Given task:
Write out all of the lines below, exactly and completely.

** begin Record excerpts **

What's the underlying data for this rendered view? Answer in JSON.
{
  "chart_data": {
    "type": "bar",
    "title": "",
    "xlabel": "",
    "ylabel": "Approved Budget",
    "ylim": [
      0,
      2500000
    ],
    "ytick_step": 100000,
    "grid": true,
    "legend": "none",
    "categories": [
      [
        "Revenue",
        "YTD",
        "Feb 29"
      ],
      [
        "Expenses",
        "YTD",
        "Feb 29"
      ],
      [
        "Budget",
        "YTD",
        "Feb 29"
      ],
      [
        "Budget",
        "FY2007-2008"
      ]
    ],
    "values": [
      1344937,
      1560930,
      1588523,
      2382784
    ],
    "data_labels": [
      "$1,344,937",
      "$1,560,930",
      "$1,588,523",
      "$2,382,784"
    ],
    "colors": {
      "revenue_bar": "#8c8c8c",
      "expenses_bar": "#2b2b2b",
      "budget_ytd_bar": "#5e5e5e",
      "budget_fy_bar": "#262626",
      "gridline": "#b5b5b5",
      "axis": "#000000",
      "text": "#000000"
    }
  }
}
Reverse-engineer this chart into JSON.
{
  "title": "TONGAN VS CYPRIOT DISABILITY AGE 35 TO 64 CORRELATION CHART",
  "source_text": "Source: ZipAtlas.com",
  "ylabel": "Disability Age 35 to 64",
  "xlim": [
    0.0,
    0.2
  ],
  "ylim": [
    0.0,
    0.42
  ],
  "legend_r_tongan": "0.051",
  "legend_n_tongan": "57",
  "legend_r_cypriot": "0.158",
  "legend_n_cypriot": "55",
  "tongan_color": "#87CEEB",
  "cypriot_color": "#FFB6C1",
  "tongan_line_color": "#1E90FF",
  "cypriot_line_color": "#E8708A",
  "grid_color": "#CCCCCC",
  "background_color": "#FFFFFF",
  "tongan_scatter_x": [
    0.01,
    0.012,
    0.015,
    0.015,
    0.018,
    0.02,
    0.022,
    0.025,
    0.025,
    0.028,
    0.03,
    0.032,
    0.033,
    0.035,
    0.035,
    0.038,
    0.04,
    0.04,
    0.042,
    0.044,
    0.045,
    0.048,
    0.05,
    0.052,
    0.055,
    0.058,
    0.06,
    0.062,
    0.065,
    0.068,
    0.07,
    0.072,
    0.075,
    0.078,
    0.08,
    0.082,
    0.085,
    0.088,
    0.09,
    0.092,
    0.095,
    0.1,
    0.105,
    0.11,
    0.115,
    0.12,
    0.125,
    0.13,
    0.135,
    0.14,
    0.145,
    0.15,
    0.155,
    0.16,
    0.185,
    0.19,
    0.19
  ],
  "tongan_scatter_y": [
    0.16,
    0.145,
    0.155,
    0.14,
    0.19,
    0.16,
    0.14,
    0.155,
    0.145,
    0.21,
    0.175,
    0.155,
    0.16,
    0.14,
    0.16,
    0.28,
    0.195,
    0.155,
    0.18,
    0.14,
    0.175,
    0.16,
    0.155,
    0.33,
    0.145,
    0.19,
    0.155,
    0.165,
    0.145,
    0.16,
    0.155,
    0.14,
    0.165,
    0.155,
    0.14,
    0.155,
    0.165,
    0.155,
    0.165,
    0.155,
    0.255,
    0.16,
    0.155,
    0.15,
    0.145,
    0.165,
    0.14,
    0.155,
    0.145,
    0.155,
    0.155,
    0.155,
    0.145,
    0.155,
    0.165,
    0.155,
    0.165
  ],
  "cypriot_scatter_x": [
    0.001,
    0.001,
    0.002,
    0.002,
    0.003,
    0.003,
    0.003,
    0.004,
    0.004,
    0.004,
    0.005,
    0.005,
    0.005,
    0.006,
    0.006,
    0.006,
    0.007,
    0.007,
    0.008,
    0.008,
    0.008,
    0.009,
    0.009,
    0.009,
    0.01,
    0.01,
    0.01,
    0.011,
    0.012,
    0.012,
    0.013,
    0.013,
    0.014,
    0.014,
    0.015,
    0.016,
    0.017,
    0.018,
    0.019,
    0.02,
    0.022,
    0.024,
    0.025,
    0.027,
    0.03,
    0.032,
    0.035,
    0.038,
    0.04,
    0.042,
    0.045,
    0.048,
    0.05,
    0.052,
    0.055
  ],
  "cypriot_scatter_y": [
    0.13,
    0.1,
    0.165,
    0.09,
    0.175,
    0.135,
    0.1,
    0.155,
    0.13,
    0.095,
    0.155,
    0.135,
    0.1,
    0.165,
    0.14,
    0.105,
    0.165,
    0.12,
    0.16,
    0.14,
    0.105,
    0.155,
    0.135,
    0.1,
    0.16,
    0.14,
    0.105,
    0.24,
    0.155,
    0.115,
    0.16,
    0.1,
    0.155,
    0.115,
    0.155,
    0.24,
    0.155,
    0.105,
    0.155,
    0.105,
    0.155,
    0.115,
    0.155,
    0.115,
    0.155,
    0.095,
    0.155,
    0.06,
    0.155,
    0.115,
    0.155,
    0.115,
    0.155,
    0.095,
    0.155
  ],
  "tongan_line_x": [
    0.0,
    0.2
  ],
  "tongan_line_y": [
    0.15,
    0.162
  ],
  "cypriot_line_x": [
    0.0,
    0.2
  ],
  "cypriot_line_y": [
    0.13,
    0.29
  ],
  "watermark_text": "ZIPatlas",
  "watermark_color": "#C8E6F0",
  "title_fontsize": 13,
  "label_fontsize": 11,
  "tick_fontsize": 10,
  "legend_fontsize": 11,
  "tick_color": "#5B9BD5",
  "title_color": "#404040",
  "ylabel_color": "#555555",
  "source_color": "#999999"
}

** end Record excerpts **

Exercise output:
What's the underlying data for this rendered view? Answer in JSON.
{
  "chart_data": {
    "type": "bar",
    "title": "",
    "xlabel": "",
    "ylabel": "Approved Budget",
    "ylim": [
      0,
      2500000
    ],
    "ytick_step": 100000,
    "grid": true,
    "legend": "none",
    "categories": [
      [
        "Revenue",
        "YTD",
        "Feb 29"
      ],
      [
        "Expenses",
        "YTD",
        "Feb 29"
      ],
      [
        "Budget",
        "YTD",
        "Feb 29"
      ],
      [
        "Budget",
        "FY2007-2008"
      ]
    ],
    "values": [
      1344937,
      1560930,
      1588523,
      2382784
    ],
    "data_labels": [
      "$1,344,937",
      "$1,560,930",
      "$1,588,523",
      "$2,382,784"
    ],
    "colors": {
      "revenue_bar": "#8c8c8c",
      "expenses_bar": "#2b2b2b",
      "budget_ytd_bar": "#5e5e5e",
      "budget_fy_bar": "#262626",
      "gridline": "#b5b5b5",
      "axis": "#000000",
      "text": "#000000"
    }
  }
}
Reverse-engineer this chart into JSON.
{
  "title": "TONGAN VS CYPRIOT DISABILITY AGE 35 TO 64 CORRELATION CHART",
  "source_text": "Source: ZipAtlas.com",
  "ylabel": "Disability Age 35 to 64",
  "xlim": [
    0.0,
    0.2
  ],
  "ylim": [
    0.0,
    0.42
  ],
  "legend_r_tongan": "0.051",
  "legend_n_tongan": "57",
  "legend_r_cypriot": "0.158",
  "legend_n_cypriot": "55",
  "tongan_color": "#87CEEB",
  "cypriot_color": "#FFB6C1",
  "tongan_line_color": "#1E90FF",
  "cypriot_line_color": "#E8708A",
  "grid_color": "#CCCCCC",
  "background_color": "#FFFFFF",
  "tongan_scatter_x": [
    0.01,
    0.012,
    0.015,
    0.015,
    0.018,
    0.02,
    0.022,
    0.025,
    0.025,
    0.028,
    0.03,
    0.032,
    0.033,
    0.035,
    0.035,
    0.038,
    0.04,
    0.04,
    0.042,
    0.044,
    0.045,
    0.048,
    0.05,
    0.052,
    0.055,
    0.058,
    0.06,
    0.062,
    0.065,
    0.068,
    0.07,
    0.072,
    0.075,
    0.078,
    0.08,
    0.082,
    0.085,
    0.088,
    0.09,
    0.092,
    0.095,
    0.1,
    0.105,
    0.11,
    0.115,
    0.12,
    0.125,
    0.13,
    0.135,
    0.14,
    0.145,
    0.15,
    0.155,
    0.16,
    0.185,
    0.19,
    0.19
  ],
  "tongan_scatter_y": [
    0.16,
    0.145,
    0.155,
    0.14,
    0.19,
    0.16,
    0.14,
    0.155,
    0.145,
    0.21,
    0.175,
    0.155,
    0.16,
    0.14,
    0.16,
    0.28,
    0.195,
    0.155,
    0.18,
    0.14,
    0.175,
    0.16,
    0.155,
    0.33,
    0.145,
    0.19,
    0.155,
    0.165,
    0.145,
    0.16,
    0.155,
    0.14,
    0.165,
    0.155,
    0.14,
    0.155,
    0.165,
    0.155,
    0.165,
    0.155,
    0.255,
    0.16,
    0.155,
    0.15,
    0.145,
    0.165,
    0.14,
    0.155,
    0.145,
    0.155,
    0.155,
    0.155,
    0.145,
    0.155,
    0.165,
    0.155,
    0.165
  ],
  "cypriot_scatter_x": [
    0.001,
    0.001,
    0.002,
    0.002,
    0.003,
    0.003,
    0.003,
    0.004,
    0.004,
    0.004,
    0.005,
    0.005,
    0.005,
    0.006,
    0.006,
    0.006,
    0.007,
    0.007,
    0.008,
    0.008,
    0.008,
    0.009,
    0.009,
    0.009,
    0.01,
    0.01,
    0.01,
    0.011,
    0.012,
    0.012,
    0.013,
    0.013,
    0.014,
    0.014,
    0.015,
    0.016,
    0.017,
    0.018,
    0.019,
    0.02,
    0.022,
    0.024,
    0.025,
    0.027,
    0.03,
    0.032,
    0.035,
    0.038,
    0.04,
    0.042,
    0.045,
    0.048,
    0.05,
    0.052,
    0.055
  ],
  "cypriot_scatter_y": [
    0.13,
    0.1,
    0.165,
    0.09,
    0.175,
    0.135,
    0.1,
    0.155,
    0.13,
    0.095,
    0.155,
    0.135,
    0.1,
    0.165,
    0.14,
    0.105,
    0.165,
    0.12,
    0.16,
    0.14,
    0.105,
    0.155,
    0.135,
    0.1,
    0.16,
    0.14,
    0.105,
    0.24,
    0.155,
    0.115,
    0.16,
    0.1,
    0.155,
    0.115,
    0.155,
    0.24,
    0.155,
    0.105,
    0.155,
    0.105,
    0.155,
    0.115,
    0.155,
    0.115,
    0.155,
    0.095,
    0.155,
    0.06,
    0.155,
    0.115,
    0.155,
    0.115,
    0.155,
    0.095,
    0.155
  ],
  "tongan_line_x": [
    0.0,
    0.2
  ],
  "tongan_line_y": [
    0.15,
    0.162
  ],
  "cypriot_line_x": [
    0.0,
    0.2
  ],
  "cypriot_line_y": [
    0.13,
    0.29
  ],
  "watermark_text": "ZIPatlas",
  "watermark_color": "#C8E6F0",
  "title_fontsize": 13,
  "label_fontsize": 11,
  "tick_fontsize": 10,
  "legend_fontsize": 11,
  "tick_color": "#5B9BD5",
  "title_color": "#404040",
  "ylabel_color": "#555555",
  "source_color": "#999999"
}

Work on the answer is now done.